## To do
Return every line from the records below in which the word "Fürsten" is found.

- - -

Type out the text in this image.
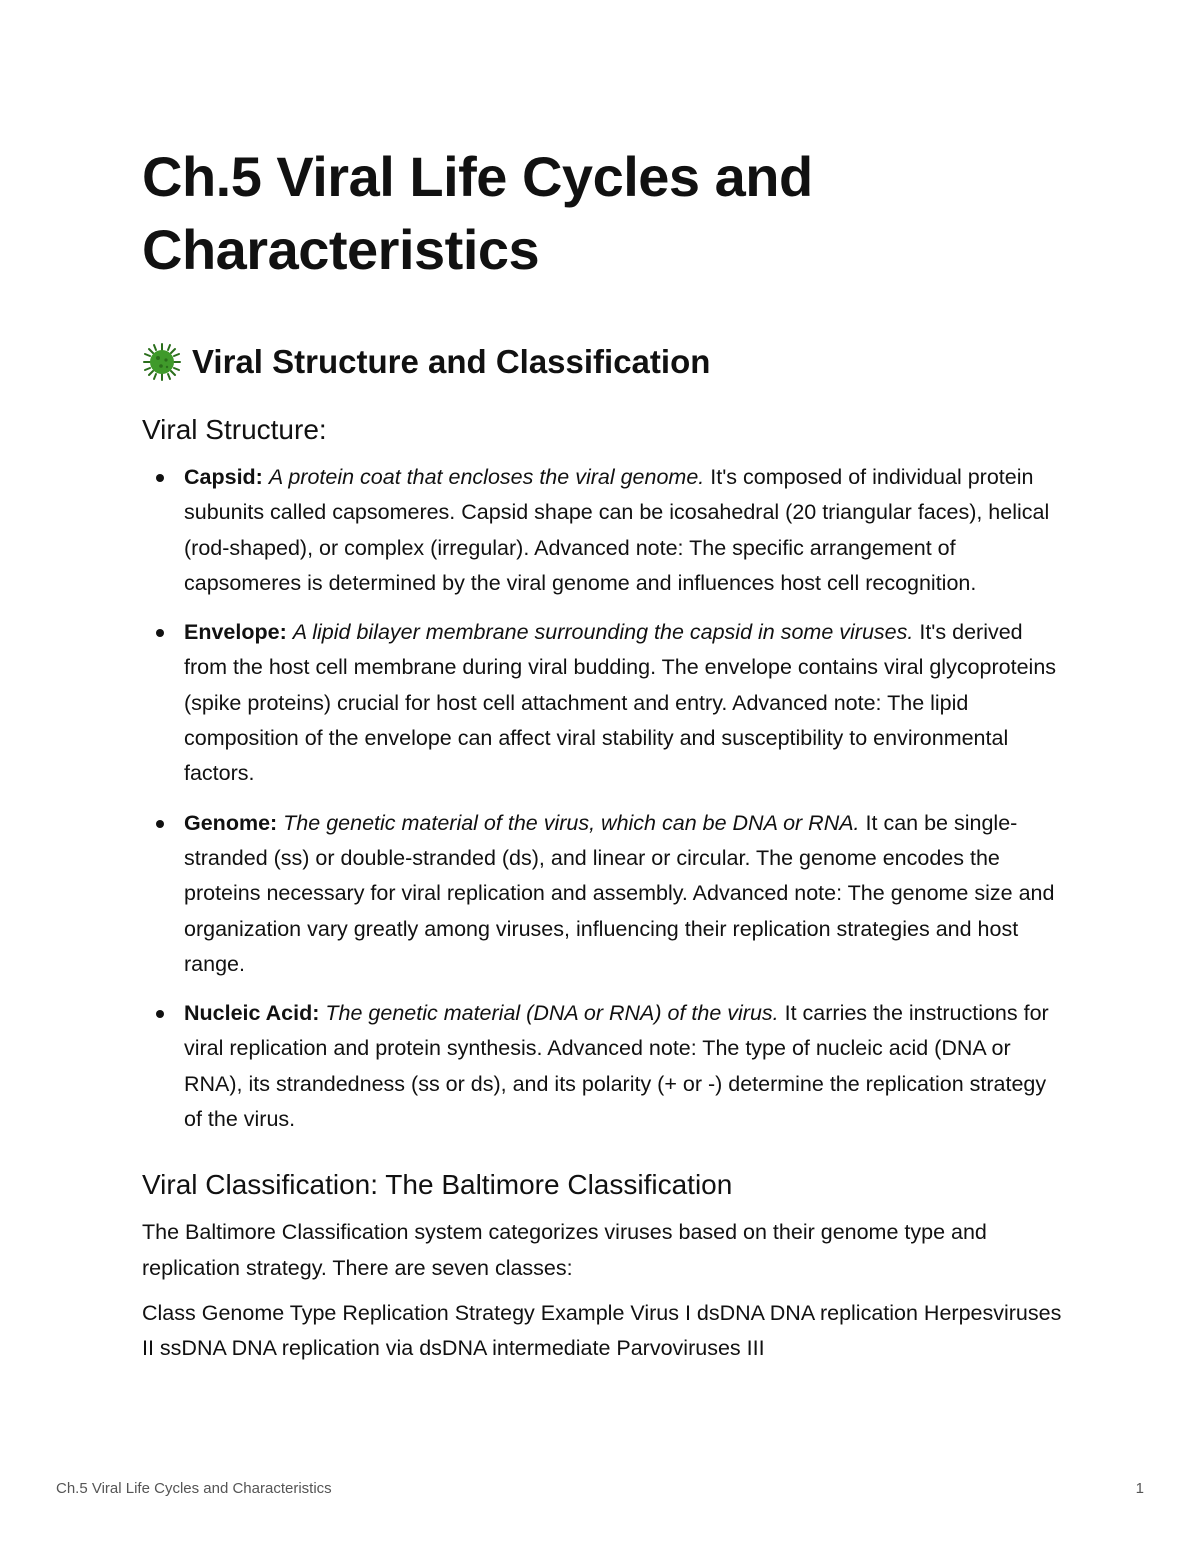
Ch.5 Viral Life Cycles and Characteristics
Viral Structure and Classification
Viral Structure:
Capsid: A protein coat that encloses the viral genome. It's composed of individual protein subunits called capsomeres. Capsid shape can be icosahedral (20 triangular faces), helical (rod-shaped), or complex (irregular). Advanced note: The specific arrangement of capsomeres is determined by the viral genome and influences host cell recognition.
Envelope: A lipid bilayer membrane surrounding the capsid in some viruses. It's derived from the host cell membrane during viral budding. The envelope contains viral glycoproteins (spike proteins) crucial for host cell attachment and entry. Advanced note: The lipid composition of the envelope can affect viral stability and susceptibility to environmental factors.
Genome: The genetic material of the virus, which can be DNA or RNA. It can be single-stranded (ss) or double-stranded (ds), and linear or circular. The genome encodes the proteins necessary for viral replication and assembly. Advanced note: The genome size and organization vary greatly among viruses, influencing their replication strategies and host range.
Nucleic Acid: The genetic material (DNA or RNA) of the virus. It carries the instructions for viral replication and protein synthesis. Advanced note: The type of nucleic acid (DNA or RNA), its strandedness (ss or ds), and its polarity (+ or -) determine the replication strategy of the virus.
Viral Classification: The Baltimore Classification

The Baltimore Classification system categorizes viruses based on their genome type and replication strategy. There are seven classes:

Class Genome Type Replication Strategy Example Virus I dsDNA DNA replication Herpesviruses II ssDNA DNA replication via dsDNA intermediate Parvoviruses III

Ch.5 Viral Life Cycles and Characteristics	1
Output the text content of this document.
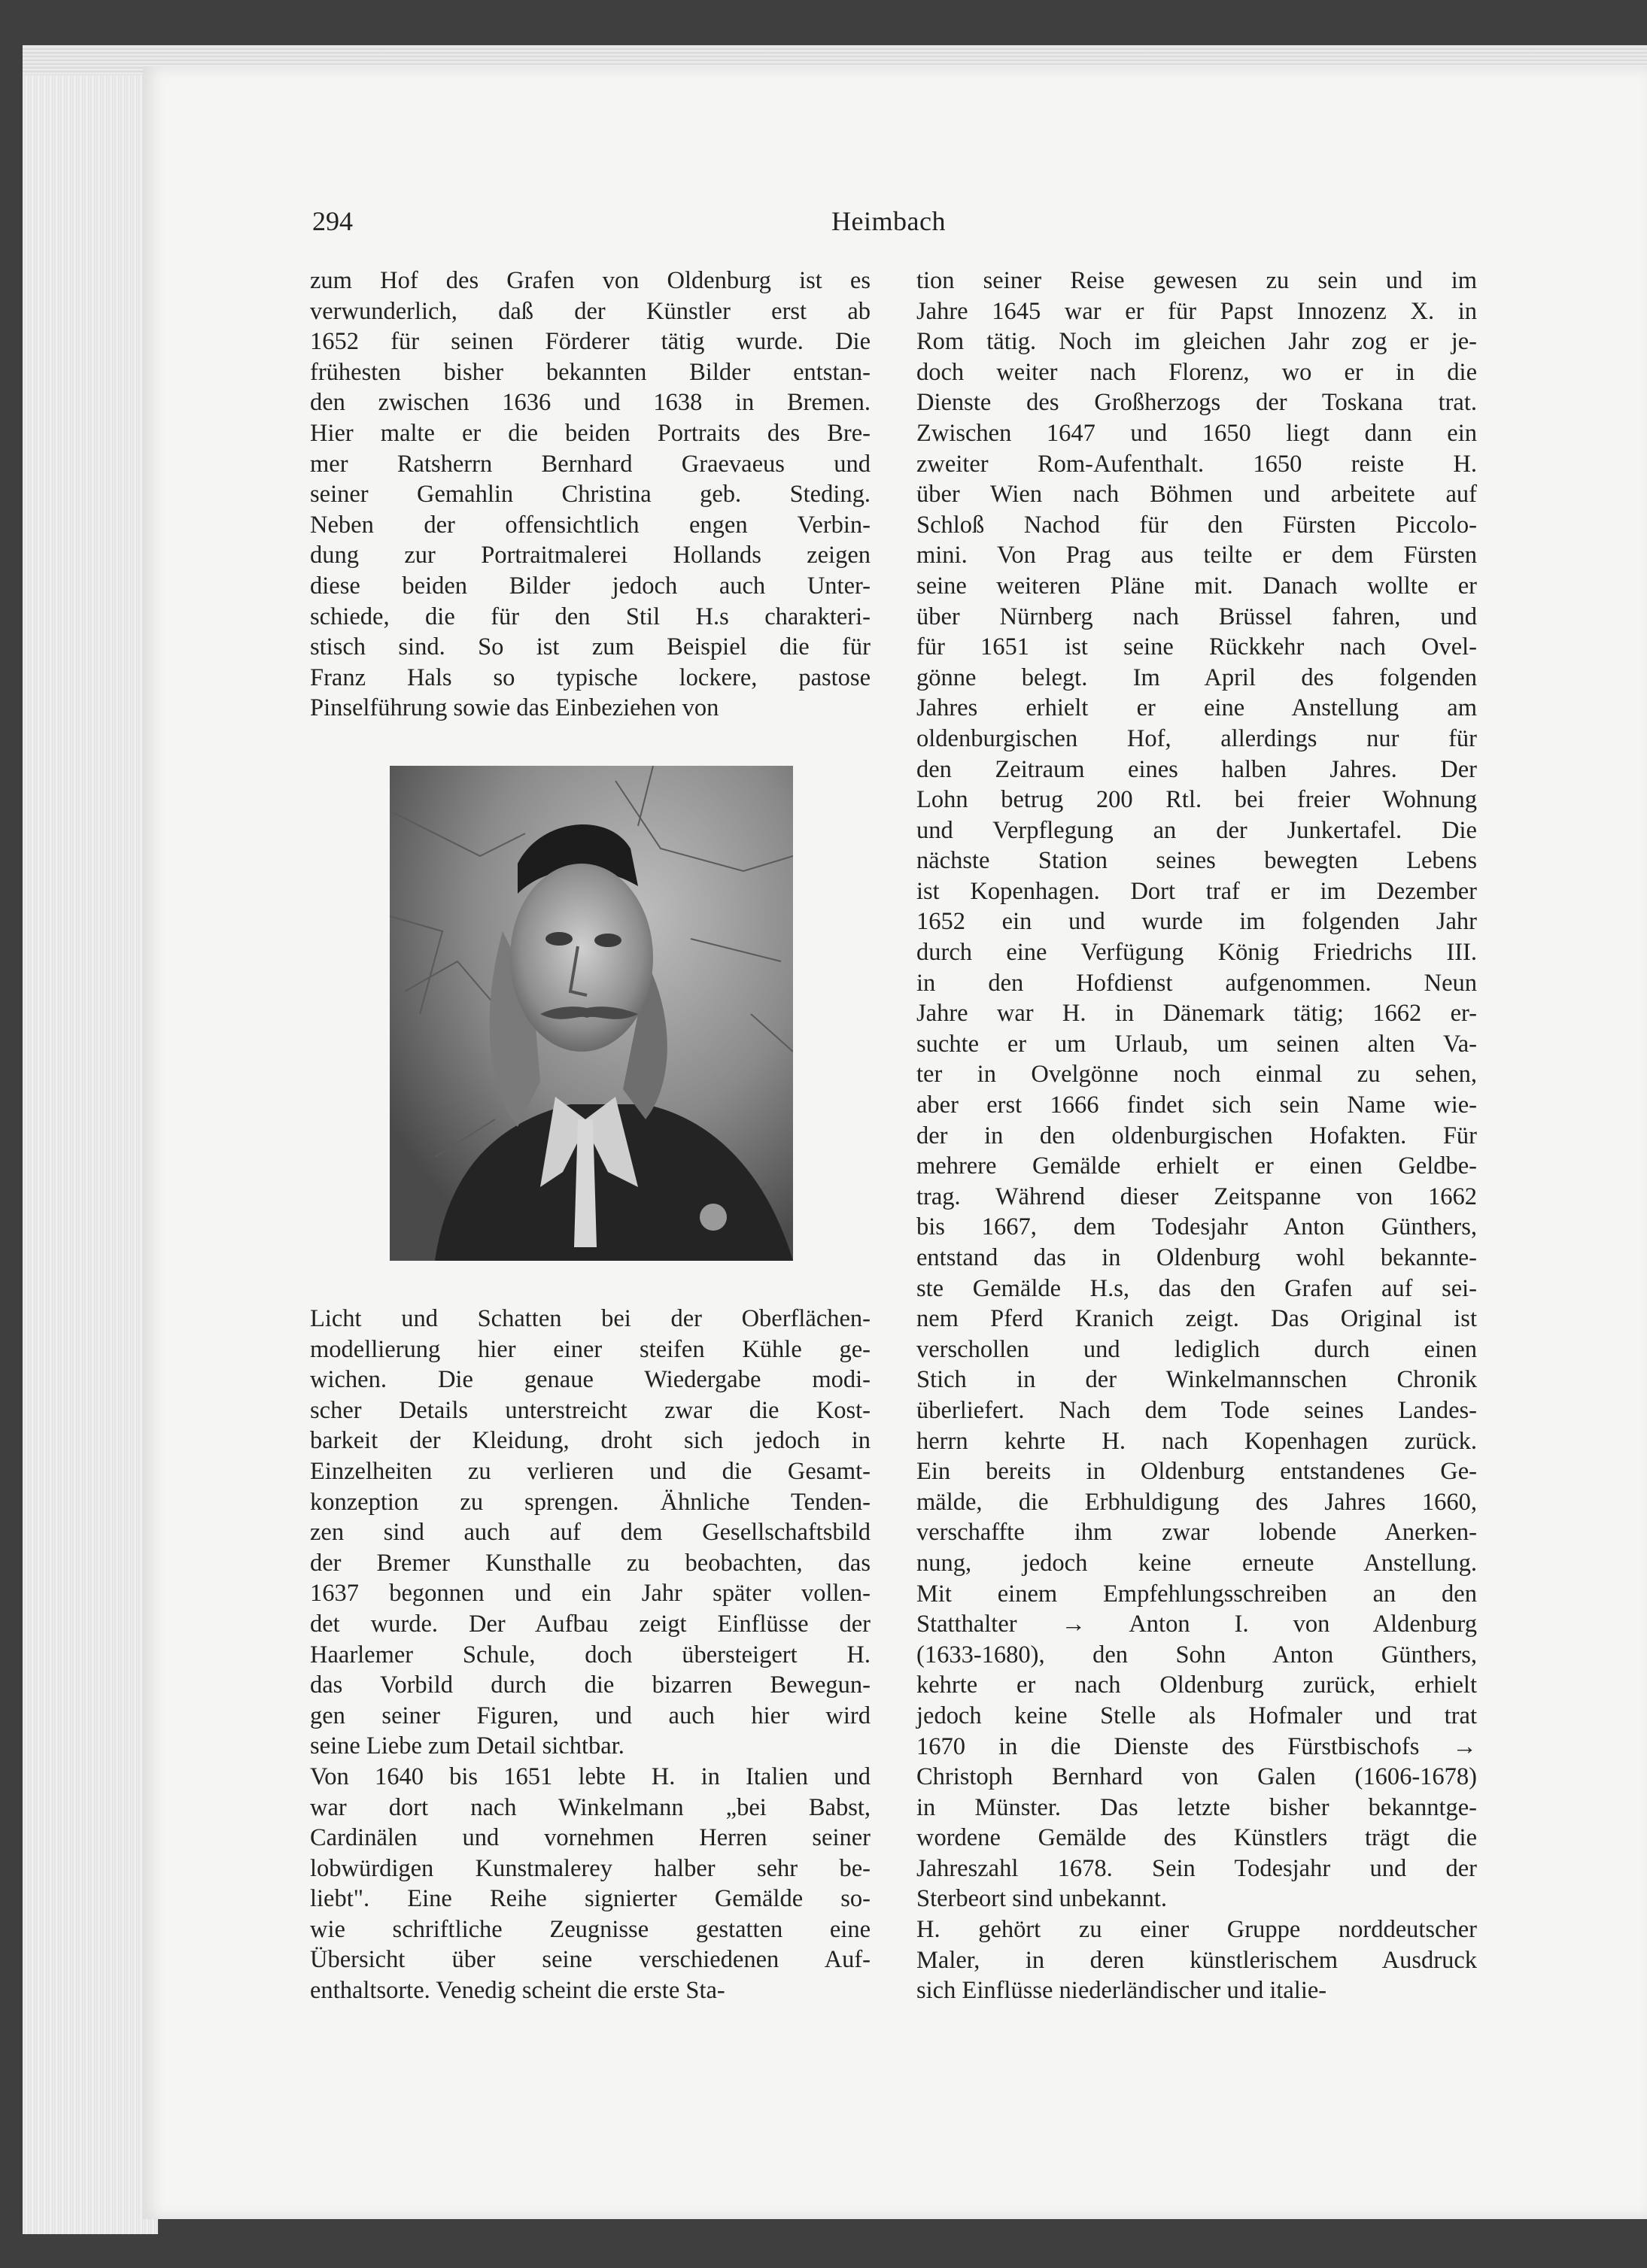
294	Heimbach
zum Hof des Grafen von Oldenburg ist es
verwunderlich, daß der Künstler erst ab
1652 für seinen Förderer tätig wurde. Die
frühesten bisher bekannten Bilder entstan-
den zwischen 1636 und 1638 in Bremen.
Hier malte er die beiden Portraits des Bre-
mer Ratsherrn Bernhard Graevaeus und
seiner Gemahlin Christina geb. Steding.
Neben der offensichtlich engen Verbin-
dung zur Portraitmalerei Hollands zeigen
diese beiden Bilder jedoch auch Unter-
schiede, die für den Stil H.s charakteri-
stisch sind. So ist zum Beispiel die für
Franz Hals so typische lockere, pastose
Pinselführung sowie das Einbeziehen von
Licht und Schatten bei der Oberflächen-
modellierung hier einer steifen Kühle ge-
wichen. Die genaue Wiedergabe modi-
scher Details unterstreicht zwar die Kost-
barkeit der Kleidung, droht sich jedoch in
Einzelheiten zu verlieren und die Gesamt-
konzeption zu sprengen. Ähnliche Tenden-
zen sind auch auf dem Gesellschaftsbild
der Bremer Kunsthalle zu beobachten, das
1637 begonnen und ein Jahr später vollen-
det wurde. Der Aufbau zeigt Einflüsse der
Haarlemer Schule, doch übersteigert H.
das Vorbild durch die bizarren Bewegun-
gen seiner Figuren, und auch hier wird
seine Liebe zum Detail sichtbar.
Von 1640 bis 1651 lebte H. in Italien und
war dort nach Winkelmann „bei Babst,
Cardinälen und vornehmen Herren seiner
lobwürdigen Kunstmalerey halber sehr be-
liebt". Eine Reihe signierter Gemälde so-
wie schriftliche Zeugnisse gestatten eine
Übersicht über seine verschiedenen Auf-
enthaltsorte. Venedig scheint die erste Sta-
tion seiner Reise gewesen zu sein und im
Jahre 1645 war er für Papst Innozenz X. in
Rom tätig. Noch im gleichen Jahr zog er je-
doch weiter nach Florenz, wo er in die
Dienste des Großherzogs der Toskana trat.
Zwischen 1647 und 1650 liegt dann ein
zweiter Rom-Aufenthalt. 1650 reiste H.
über Wien nach Böhmen und arbeitete auf
Schloß Nachod für den Fürsten Piccolo-
mini. Von Prag aus teilte er dem Fürsten
seine weiteren Pläne mit. Danach wollte er
über Nürnberg nach Brüssel fahren, und
für 1651 ist seine Rückkehr nach Ovel-
gönne belegt. Im April des folgenden
Jahres erhielt er eine Anstellung am
oldenburgischen Hof, allerdings nur für
den Zeitraum eines halben Jahres. Der
Lohn betrug 200 Rtl. bei freier Wohnung
und Verpflegung an der Junkertafel. Die
nächste Station seines bewegten Lebens
ist Kopenhagen. Dort traf er im Dezember
1652 ein und wurde im folgenden Jahr
durch eine Verfügung König Friedrichs III.
in den Hofdienst aufgenommen. Neun
Jahre war H. in Dänemark tätig; 1662 er-
suchte er um Urlaub, um seinen alten Va-
ter in Ovelgönne noch einmal zu sehen,
aber erst 1666 findet sich sein Name wie-
der in den oldenburgischen Hofakten. Für
mehrere Gemälde erhielt er einen Geldbe-
trag. Während dieser Zeitspanne von 1662
bis 1667, dem Todesjahr Anton Günthers,
entstand das in Oldenburg wohl bekannte-
ste Gemälde H.s, das den Grafen auf sei-
nem Pferd Kranich zeigt. Das Original ist
verschollen und lediglich durch einen
Stich in der Winkelmannschen Chronik
überliefert. Nach dem Tode seines Landes-
herrn kehrte H. nach Kopenhagen zurück.
Ein bereits in Oldenburg entstandenes Ge-
mälde, die Erbhuldigung des Jahres 1660,
verschaffte ihm zwar lobende Anerken-
nung, jedoch keine erneute Anstellung.
Mit einem Empfehlungsschreiben an den
Statthalter → Anton I. von Aldenburg
(1633-1680), den Sohn Anton Günthers,
kehrte er nach Oldenburg zurück, erhielt
jedoch keine Stelle als Hofmaler und trat
1670 in die Dienste des Fürstbischofs →
Christoph Bernhard von Galen (1606-1678)
in Münster. Das letzte bisher bekanntge-
wordene Gemälde des Künstlers trägt die
Jahreszahl 1678. Sein Todesjahr und der
Sterbeort sind unbekannt.
H. gehört zu einer Gruppe norddeutscher
Maler, in deren künstlerischem Ausdruck
sich Einflüsse niederländischer und italie-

- - -

## Your solution
Schloß Nachod für den Fürsten Piccolo-
mini. Von Prag aus teilte er dem Fürsten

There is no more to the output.